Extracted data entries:
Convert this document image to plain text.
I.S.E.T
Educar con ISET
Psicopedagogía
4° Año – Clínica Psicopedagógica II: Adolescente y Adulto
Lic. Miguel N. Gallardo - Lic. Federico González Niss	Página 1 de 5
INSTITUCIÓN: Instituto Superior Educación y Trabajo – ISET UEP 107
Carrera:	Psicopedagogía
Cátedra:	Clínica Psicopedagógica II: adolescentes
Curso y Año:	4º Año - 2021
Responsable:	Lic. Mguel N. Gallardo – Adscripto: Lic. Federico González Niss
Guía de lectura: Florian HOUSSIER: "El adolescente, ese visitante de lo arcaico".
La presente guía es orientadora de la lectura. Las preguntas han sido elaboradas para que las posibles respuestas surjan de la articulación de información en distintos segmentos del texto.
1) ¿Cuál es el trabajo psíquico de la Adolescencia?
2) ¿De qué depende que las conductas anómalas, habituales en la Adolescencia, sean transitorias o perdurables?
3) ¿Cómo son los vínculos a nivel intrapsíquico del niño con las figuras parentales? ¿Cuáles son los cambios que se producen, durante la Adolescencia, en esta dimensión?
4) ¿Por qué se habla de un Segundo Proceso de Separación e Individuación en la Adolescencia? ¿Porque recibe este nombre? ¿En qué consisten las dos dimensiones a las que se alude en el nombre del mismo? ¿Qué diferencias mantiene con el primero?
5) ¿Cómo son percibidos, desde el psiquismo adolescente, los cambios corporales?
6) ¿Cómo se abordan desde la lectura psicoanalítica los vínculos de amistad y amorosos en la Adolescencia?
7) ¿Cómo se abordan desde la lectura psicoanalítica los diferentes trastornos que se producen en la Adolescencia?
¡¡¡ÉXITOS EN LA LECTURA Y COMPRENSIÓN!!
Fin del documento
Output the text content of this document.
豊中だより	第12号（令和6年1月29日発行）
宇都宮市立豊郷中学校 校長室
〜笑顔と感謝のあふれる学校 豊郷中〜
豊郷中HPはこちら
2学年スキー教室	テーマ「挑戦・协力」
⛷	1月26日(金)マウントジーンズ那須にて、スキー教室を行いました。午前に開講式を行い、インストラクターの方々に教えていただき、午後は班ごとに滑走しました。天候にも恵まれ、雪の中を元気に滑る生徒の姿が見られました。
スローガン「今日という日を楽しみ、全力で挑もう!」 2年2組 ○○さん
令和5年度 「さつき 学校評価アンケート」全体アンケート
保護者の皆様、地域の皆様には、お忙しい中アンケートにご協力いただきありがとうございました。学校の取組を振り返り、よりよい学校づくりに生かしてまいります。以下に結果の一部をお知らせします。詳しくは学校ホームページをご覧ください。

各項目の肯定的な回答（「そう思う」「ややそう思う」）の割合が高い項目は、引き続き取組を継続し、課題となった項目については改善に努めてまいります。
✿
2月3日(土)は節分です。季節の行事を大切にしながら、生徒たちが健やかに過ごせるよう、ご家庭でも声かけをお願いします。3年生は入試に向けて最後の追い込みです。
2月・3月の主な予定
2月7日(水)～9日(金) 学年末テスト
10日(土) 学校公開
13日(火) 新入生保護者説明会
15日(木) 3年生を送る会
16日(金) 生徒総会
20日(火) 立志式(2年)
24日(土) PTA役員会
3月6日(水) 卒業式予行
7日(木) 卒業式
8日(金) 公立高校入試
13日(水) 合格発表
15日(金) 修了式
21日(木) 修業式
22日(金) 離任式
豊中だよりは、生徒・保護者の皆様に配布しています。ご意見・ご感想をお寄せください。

CHALLENGE:
Retype the listing above in full, with no alterations.

OUTPUT FOR THIS EXERCISE:
Convert this document image to plain text.
I.S.E.T
Educar con ISET
Psicopedagogía
4° Año – Clínica Psicopedagógica II: Adolescente y Adulto
Lic. Miguel N. Gallardo - Lic. Federico González Niss	Página 1 de 5
INSTITUCIÓN: Instituto Superior Educación y Trabajo – ISET UEP 107
Carrera:	Psicopedagogía
Cátedra:	Clínica Psicopedagógica II: adolescentes
Curso y Año:	4º Año - 2021
Responsable:	Lic. Mguel N. Gallardo – Adscripto: Lic. Federico González Niss
Guía de lectura: Florian HOUSSIER: "El adolescente, ese visitante de lo arcaico".
La presente guía es orientadora de la lectura. Las preguntas han sido elaboradas para que las posibles respuestas surjan de la articulación de información en distintos segmentos del texto.
1) ¿Cuál es el trabajo psíquico de la Adolescencia?
2) ¿De qué depende que las conductas anómalas, habituales en la Adolescencia, sean transitorias o perdurables?
3) ¿Cómo son los vínculos a nivel intrapsíquico del niño con las figuras parentales? ¿Cuáles son los cambios que se producen, durante la Adolescencia, en esta dimensión?
4) ¿Por qué se habla de un Segundo Proceso de Separación e Individuación en la Adolescencia? ¿Porque recibe este nombre? ¿En qué consisten las dos dimensiones a las que se alude en el nombre del mismo? ¿Qué diferencias mantiene con el primero?
5) ¿Cómo son percibidos, desde el psiquismo adolescente, los cambios corporales?
6) ¿Cómo se abordan desde la lectura psicoanalítica los vínculos de amistad y amorosos en la Adolescencia?
7) ¿Cómo se abordan desde la lectura psicoanalítica los diferentes trastornos que se producen en la Adolescencia?
¡¡¡ÉXITOS EN LA LECTURA Y COMPRENSIÓN!!
Fin del documento
Output the text content of this document.
豊中だより	第12号（令和6年1月29日発行）
宇都宮市立豊郷中学校 校長室
〜笑顔と感謝のあふれる学校 豊郷中〜
豊郷中HPはこちら
2学年スキー教室	テーマ「挑戦・协力」
⛷	1月26日(金)マウントジーンズ那須にて、スキー教室を行いました。午前に開講式を行い、インストラクターの方々に教えていただき、午後は班ごとに滑走しました。天候にも恵まれ、雪の中を元気に滑る生徒の姿が見られました。
スローガン「今日という日を楽しみ、全力で挑もう!」 2年2組 ○○さん
令和5年度 「さつき 学校評価アンケート」全体アンケート
保護者の皆様、地域の皆様には、お忙しい中アンケートにご協力いただきありがとうございました。学校の取組を振り返り、よりよい学校づくりに生かしてまいります。以下に結果の一部をお知らせします。詳しくは学校ホームページをご覧ください。

各項目の肯定的な回答（「そう思う」「ややそう思う」）の割合が高い項目は、引き続き取組を継続し、課題となった項目については改善に努めてまいります。
✿
2月3日(土)は節分です。季節の行事を大切にしながら、生徒たちが健やかに過ごせるよう、ご家庭でも声かけをお願いします。3年生は入試に向けて最後の追い込みです。
2月・3月の主な予定
2月7日(水)～9日(金) 学年末テスト
10日(土) 学校公開
13日(火) 新入生保護者説明会
15日(木) 3年生を送る会
16日(金) 生徒総会
20日(火) 立志式(2年)
24日(土) PTA役員会
3月6日(水) 卒業式予行
7日(木) 卒業式
8日(金) 公立高校入試
13日(水) 合格発表
15日(金) 修了式
21日(木) 修業式
22日(金) 離任式
豊中だよりは、生徒・保護者の皆様に配布しています。ご意見・ご感想をお寄せください。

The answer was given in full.